Tugas :: Jelaskan dalam satu sampai tiga kalimat alasan tidak banyak tim esports yang mencampur pemain pria dan perempuan menurut Kresna dalam teks sumber tentang esports perempuan.

Sumber ::
◇ ◇ ◇
Sayangnya, tidak banyak tim esports yang mencampur pemain pria dan perempuan. Hal itu disebabkan oleh beberapa hal, menurut Kresna, Project Manager Women Star League. Salah satunya adalah karena kemungkinan, perempuan lebih merasa nyaman bermain dengan sesama perempuan. Begitu juga dengan para pemain laki-laki.
“Selain itu, juga ada anggapan bahwa para pemain perempuan itu kurang pintar dalam bermain game,” ujar Kresna. “Ya bebanlah, ya merepotkanlah, dan lain-lain. Hal itu yang membuat laki-laki cenderung membuat tim bersama pemain laki-laki juga.” Padahal, menurut Kresna, anggapan itu tidak benar. Dia percaya, keberadaan turnamen esports khusus perempuan dapat membantu untuk menghapus stigma tersebut.
Sementara itu, menurut Herry Wijaya, Head of Operation, Mineski Global Indonesia, saat ini, sebagian besar pemain esports perempuan lebih tertarik untuk menjadi influencer daripada menjadi pemain profesional. “Kalau saya boleh mengambil kesimpulan singkat tanpa riset, saya melilhat bahwa pemain perempuan ujung-ujungnya biasanya tidak menjadi pro player. Bahkan setelah menang turnamen esports khusus perempuan, mereka biasanya menjadi influencer,” ujarnya. “Saya tidak melihat ambisi untuk menggeser posisi pemain ternama di organisasi esports besar, seperti Rekt dari EVOS misalnya.”
Seberapa Penting Turnamen Esports Khusus Perempuan?
◇ ◇ ◇
Cuplikan Data ::
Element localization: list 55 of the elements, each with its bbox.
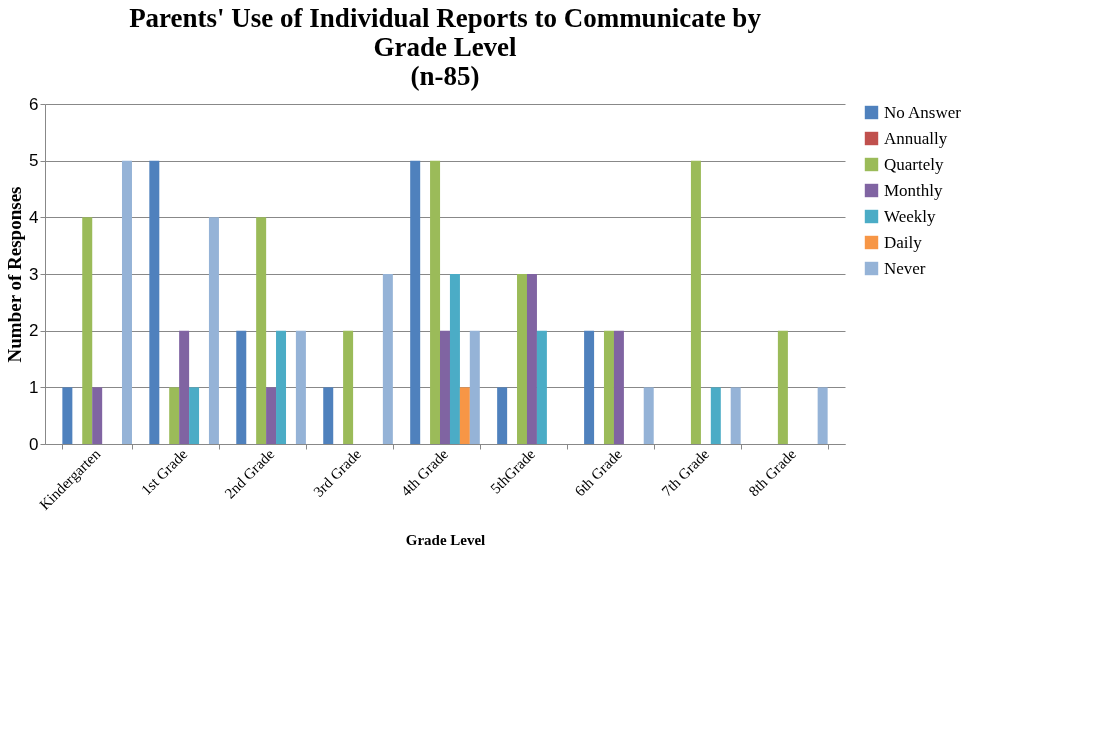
bar xyxy=(179,330,190,444)
legend-label: Monthly xyxy=(884,180,944,200)
y-tick-label: 2 xyxy=(29,321,39,341)
bar xyxy=(613,330,624,444)
bar xyxy=(777,330,788,444)
bar xyxy=(710,387,721,444)
bar xyxy=(208,217,219,444)
y-tick-label: 0 xyxy=(29,434,39,454)
bar xyxy=(343,330,354,444)
bar xyxy=(817,387,828,444)
y-tick-label: 1 xyxy=(29,377,39,397)
bar xyxy=(256,217,267,444)
y-tick-label: 3 xyxy=(29,264,39,284)
bar xyxy=(82,217,93,444)
bar xyxy=(169,387,180,444)
bar xyxy=(690,160,701,444)
bar xyxy=(430,160,441,444)
legend-label: Daily xyxy=(884,232,923,252)
bar xyxy=(730,387,741,444)
bar xyxy=(276,330,287,444)
bar xyxy=(469,330,480,444)
legend-label: Never xyxy=(884,258,926,278)
bar xyxy=(536,330,547,444)
bar xyxy=(584,330,595,444)
bar xyxy=(603,330,614,444)
bar xyxy=(449,274,460,444)
bar xyxy=(236,330,247,444)
legend-label: No Answer xyxy=(884,102,962,122)
bar xyxy=(410,160,421,444)
bar xyxy=(295,330,306,444)
bar xyxy=(323,387,334,444)
bar xyxy=(517,274,528,444)
text: Grade Level xyxy=(373,32,517,62)
y-tick-label: 5 xyxy=(29,151,39,171)
bar xyxy=(526,274,537,444)
bar xyxy=(92,387,103,444)
bar xyxy=(440,330,450,444)
bar xyxy=(189,387,200,444)
bar xyxy=(497,387,508,444)
legend-label: Annually xyxy=(884,128,948,148)
bar xyxy=(149,160,160,444)
text: Parents' Use of Individual Reports to Communicate by xyxy=(129,3,761,33)
bar xyxy=(382,274,393,444)
y-axis-title: Number of Responses xyxy=(4,186,26,363)
bar xyxy=(62,387,73,444)
y-tick-label: 4 xyxy=(29,207,39,227)
bar xyxy=(121,160,132,444)
bar xyxy=(459,387,470,444)
x-axis-title: Grade Level xyxy=(405,531,486,548)
legend-label: Quartely xyxy=(884,154,944,174)
legend-label: Weekly xyxy=(884,206,936,226)
y-tick-label: 6 xyxy=(29,94,39,114)
text: (n-85) xyxy=(410,61,480,91)
bar xyxy=(643,387,654,444)
bar xyxy=(266,387,277,444)
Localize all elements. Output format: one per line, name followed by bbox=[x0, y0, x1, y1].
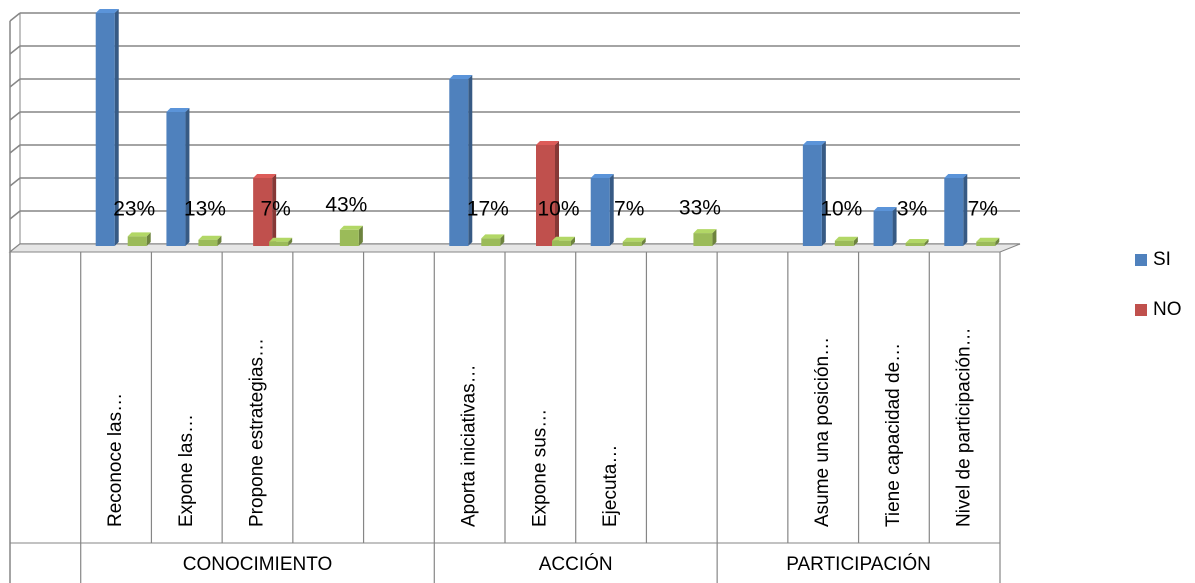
◇ ◇ ◇
Jawaban :: Menurut Kresna, perempuan mungkin lebih merasa nyaman bermain dengan sesama perempuan, dan begitu pula pemain laki-laki dengan sesama laki-laki. Selain itu, ada anggapan bahwa pemain perempuan kurang pintar bermain game dan dianggap beban atau merepotkan, sehingga laki-laki cenderung membentuk tim bersama pemain laki-laki juga.